Give the listing again in full, exactly as written.

BEGIN Recorded information

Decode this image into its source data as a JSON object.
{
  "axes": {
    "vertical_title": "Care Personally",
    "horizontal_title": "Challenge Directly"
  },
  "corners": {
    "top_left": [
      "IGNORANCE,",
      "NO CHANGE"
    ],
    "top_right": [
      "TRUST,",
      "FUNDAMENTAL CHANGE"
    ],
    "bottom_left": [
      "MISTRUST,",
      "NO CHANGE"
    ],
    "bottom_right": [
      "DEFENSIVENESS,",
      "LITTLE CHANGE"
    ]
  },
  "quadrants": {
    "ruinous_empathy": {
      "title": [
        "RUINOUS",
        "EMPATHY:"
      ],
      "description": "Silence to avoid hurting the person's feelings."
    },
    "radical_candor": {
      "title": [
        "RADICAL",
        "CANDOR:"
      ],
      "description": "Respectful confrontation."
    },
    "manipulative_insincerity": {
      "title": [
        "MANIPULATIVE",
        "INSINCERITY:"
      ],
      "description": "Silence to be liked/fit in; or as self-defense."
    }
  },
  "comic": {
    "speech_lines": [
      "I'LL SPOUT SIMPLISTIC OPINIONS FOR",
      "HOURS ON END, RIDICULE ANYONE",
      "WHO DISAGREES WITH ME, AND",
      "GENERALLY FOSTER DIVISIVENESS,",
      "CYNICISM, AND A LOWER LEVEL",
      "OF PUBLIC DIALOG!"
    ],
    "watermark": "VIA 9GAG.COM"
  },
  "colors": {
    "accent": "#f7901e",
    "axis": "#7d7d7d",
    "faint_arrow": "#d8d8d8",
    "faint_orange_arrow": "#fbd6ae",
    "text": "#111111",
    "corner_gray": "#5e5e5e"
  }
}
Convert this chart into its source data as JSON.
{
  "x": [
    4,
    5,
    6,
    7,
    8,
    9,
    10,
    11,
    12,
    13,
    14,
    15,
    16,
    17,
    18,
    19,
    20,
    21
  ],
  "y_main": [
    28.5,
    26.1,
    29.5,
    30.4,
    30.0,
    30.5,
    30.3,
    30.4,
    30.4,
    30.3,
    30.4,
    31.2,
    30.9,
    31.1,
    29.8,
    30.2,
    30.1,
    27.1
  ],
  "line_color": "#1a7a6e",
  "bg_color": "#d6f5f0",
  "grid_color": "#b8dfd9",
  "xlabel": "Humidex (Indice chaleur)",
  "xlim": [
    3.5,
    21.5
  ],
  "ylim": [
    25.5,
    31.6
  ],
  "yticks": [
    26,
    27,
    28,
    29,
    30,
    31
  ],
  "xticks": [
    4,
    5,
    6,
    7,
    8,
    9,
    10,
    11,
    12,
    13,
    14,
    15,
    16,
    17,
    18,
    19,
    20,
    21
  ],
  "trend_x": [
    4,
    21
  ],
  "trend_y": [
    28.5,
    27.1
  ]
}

END Recorded information

Exercise solution:
Decode this image into its source data as a JSON object.
{
  "axes": {
    "vertical_title": "Care Personally",
    "horizontal_title": "Challenge Directly"
  },
  "corners": {
    "top_left": [
      "IGNORANCE,",
      "NO CHANGE"
    ],
    "top_right": [
      "TRUST,",
      "FUNDAMENTAL CHANGE"
    ],
    "bottom_left": [
      "MISTRUST,",
      "NO CHANGE"
    ],
    "bottom_right": [
      "DEFENSIVENESS,",
      "LITTLE CHANGE"
    ]
  },
  "quadrants": {
    "ruinous_empathy": {
      "title": [
        "RUINOUS",
        "EMPATHY:"
      ],
      "description": "Silence to avoid hurting the person's feelings."
    },
    "radical_candor": {
      "title": [
        "RADICAL",
        "CANDOR:"
      ],
      "description": "Respectful confrontation."
    },
    "manipulative_insincerity": {
      "title": [
        "MANIPULATIVE",
        "INSINCERITY:"
      ],
      "description": "Silence to be liked/fit in; or as self-defense."
    }
  },
  "comic": {
    "speech_lines": [
      "I'LL SPOUT SIMPLISTIC OPINIONS FOR",
      "HOURS ON END, RIDICULE ANYONE",
      "WHO DISAGREES WITH ME, AND",
      "GENERALLY FOSTER DIVISIVENESS,",
      "CYNICISM, AND A LOWER LEVEL",
      "OF PUBLIC DIALOG!"
    ],
    "watermark": "VIA 9GAG.COM"
  },
  "colors": {
    "accent": "#f7901e",
    "axis": "#7d7d7d",
    "faint_arrow": "#d8d8d8",
    "faint_orange_arrow": "#fbd6ae",
    "text": "#111111",
    "corner_gray": "#5e5e5e"
  }
}
Convert this chart into its source data as JSON.
{
  "x": [
    4,
    5,
    6,
    7,
    8,
    9,
    10,
    11,
    12,
    13,
    14,
    15,
    16,
    17,
    18,
    19,
    20,
    21
  ],
  "y_main": [
    28.5,
    26.1,
    29.5,
    30.4,
    30.0,
    30.5,
    30.3,
    30.4,
    30.4,
    30.3,
    30.4,
    31.2,
    30.9,
    31.1,
    29.8,
    30.2,
    30.1,
    27.1
  ],
  "line_color": "#1a7a6e",
  "bg_color": "#d6f5f0",
  "grid_color": "#b8dfd9",
  "xlabel": "Humidex (Indice chaleur)",
  "xlim": [
    3.5,
    21.5
  ],
  "ylim": [
    25.5,
    31.6
  ],
  "yticks": [
    26,
    27,
    28,
    29,
    30,
    31
  ],
  "xticks": [
    4,
    5,
    6,
    7,
    8,
    9,
    10,
    11,
    12,
    13,
    14,
    15,
    16,
    17,
    18,
    19,
    20,
    21
  ],
  "trend_x": [
    4,
    21
  ],
  "trend_y": [
    28.5,
    27.1
  ]
}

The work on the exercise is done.